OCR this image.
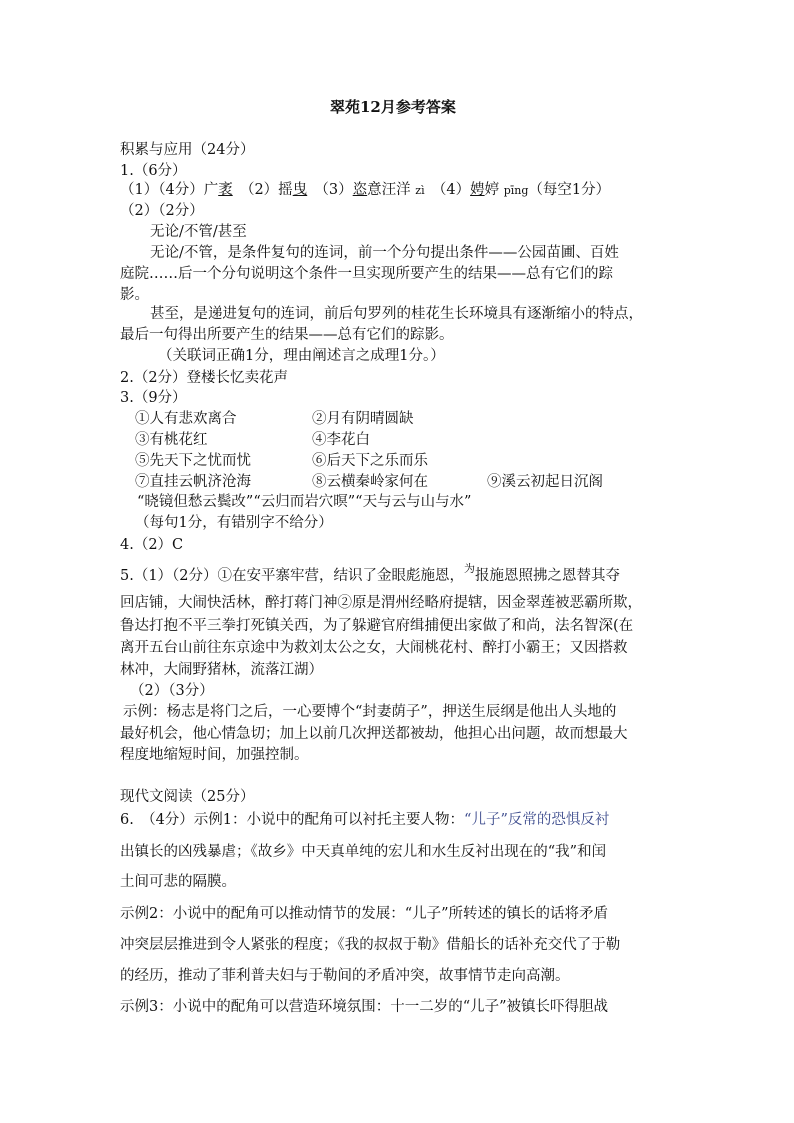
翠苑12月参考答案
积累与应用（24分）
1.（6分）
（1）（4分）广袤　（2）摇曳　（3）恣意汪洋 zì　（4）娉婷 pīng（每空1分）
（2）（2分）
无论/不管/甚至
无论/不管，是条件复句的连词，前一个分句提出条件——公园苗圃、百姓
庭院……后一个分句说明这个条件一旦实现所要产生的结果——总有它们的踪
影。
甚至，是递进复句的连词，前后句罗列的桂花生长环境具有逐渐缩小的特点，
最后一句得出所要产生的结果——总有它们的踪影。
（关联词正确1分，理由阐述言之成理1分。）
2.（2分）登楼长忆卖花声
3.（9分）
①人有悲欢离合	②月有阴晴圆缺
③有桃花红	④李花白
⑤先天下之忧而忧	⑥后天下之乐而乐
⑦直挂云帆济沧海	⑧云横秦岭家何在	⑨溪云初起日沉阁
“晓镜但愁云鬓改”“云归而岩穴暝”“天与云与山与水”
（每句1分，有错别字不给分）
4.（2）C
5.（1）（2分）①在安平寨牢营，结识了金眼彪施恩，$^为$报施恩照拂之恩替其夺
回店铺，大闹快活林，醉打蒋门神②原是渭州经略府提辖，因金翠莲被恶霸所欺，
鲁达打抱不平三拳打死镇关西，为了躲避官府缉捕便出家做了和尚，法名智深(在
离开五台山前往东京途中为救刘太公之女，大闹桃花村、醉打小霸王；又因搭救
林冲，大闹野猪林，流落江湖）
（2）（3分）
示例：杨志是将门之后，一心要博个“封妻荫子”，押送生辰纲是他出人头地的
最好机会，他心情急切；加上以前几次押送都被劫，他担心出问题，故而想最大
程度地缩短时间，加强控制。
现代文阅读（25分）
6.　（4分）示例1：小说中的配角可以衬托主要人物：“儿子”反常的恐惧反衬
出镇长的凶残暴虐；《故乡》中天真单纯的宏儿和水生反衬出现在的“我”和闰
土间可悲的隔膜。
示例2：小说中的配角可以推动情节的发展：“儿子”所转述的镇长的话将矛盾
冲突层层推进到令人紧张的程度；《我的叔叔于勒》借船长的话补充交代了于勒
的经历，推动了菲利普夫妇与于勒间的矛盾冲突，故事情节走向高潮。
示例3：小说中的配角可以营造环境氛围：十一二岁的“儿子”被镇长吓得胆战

• • • •

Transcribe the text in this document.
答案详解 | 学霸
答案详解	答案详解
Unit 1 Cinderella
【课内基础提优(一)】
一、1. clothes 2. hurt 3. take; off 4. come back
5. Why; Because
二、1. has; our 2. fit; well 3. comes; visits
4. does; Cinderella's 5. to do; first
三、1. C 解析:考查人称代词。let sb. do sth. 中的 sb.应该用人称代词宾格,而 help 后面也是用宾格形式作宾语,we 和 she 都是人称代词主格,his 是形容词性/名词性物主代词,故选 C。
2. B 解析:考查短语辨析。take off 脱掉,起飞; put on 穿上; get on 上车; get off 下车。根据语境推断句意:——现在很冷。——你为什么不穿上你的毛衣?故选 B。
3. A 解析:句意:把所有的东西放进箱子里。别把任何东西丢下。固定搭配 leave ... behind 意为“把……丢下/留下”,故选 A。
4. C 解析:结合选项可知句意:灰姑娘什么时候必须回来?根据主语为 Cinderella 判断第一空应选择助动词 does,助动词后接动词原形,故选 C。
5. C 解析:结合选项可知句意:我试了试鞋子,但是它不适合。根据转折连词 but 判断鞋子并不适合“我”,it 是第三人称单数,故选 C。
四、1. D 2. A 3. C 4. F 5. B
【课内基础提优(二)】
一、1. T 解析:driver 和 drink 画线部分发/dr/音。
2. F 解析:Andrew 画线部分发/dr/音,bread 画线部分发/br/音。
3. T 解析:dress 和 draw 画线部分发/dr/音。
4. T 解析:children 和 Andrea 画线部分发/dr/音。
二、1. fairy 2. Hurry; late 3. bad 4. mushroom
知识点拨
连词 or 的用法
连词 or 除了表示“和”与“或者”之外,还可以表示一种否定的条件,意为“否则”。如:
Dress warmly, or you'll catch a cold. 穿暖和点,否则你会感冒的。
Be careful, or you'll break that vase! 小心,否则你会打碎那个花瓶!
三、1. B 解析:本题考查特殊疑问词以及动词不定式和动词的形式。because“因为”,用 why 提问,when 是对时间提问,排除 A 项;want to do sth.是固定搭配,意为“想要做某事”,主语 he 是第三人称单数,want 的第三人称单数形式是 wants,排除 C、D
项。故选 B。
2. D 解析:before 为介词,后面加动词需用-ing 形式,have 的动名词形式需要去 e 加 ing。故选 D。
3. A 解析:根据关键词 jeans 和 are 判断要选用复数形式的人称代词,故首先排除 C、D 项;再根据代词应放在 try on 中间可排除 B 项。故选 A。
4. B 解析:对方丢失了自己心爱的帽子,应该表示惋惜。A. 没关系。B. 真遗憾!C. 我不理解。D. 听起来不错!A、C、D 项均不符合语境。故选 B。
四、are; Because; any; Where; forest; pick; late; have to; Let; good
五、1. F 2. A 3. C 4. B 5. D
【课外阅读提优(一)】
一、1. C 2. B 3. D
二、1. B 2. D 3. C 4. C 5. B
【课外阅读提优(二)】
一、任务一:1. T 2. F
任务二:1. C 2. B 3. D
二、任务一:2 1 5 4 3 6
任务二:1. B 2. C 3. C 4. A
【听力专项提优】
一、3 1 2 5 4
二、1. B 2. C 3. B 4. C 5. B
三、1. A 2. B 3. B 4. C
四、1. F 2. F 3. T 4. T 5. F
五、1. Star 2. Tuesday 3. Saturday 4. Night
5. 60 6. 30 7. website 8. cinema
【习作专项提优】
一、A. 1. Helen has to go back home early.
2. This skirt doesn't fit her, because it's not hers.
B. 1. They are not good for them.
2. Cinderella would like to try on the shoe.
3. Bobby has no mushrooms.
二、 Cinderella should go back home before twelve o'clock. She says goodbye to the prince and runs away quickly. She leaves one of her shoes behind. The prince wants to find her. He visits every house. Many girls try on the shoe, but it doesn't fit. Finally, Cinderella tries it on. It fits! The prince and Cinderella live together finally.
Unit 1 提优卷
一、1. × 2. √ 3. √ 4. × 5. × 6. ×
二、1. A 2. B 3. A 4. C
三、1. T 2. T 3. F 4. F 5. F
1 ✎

• • • •

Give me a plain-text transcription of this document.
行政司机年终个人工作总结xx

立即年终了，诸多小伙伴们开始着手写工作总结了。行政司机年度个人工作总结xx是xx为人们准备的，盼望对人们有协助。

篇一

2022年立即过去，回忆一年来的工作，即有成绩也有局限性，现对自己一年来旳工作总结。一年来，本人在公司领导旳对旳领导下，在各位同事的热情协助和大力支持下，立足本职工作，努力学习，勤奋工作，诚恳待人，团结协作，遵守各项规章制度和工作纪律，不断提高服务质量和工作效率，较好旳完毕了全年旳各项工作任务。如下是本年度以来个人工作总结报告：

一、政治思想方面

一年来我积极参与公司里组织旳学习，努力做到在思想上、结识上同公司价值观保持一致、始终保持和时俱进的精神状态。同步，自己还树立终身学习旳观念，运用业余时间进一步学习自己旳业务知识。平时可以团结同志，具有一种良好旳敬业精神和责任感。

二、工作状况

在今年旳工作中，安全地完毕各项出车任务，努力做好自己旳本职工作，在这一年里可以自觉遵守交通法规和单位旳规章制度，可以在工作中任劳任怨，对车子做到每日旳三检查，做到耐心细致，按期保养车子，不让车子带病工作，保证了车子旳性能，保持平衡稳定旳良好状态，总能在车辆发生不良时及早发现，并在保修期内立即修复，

• • • •

*Written instruction*. Indicate how many lines of the material contain the string "home", giving the number and nothing more.

*Solution for this problem*. 2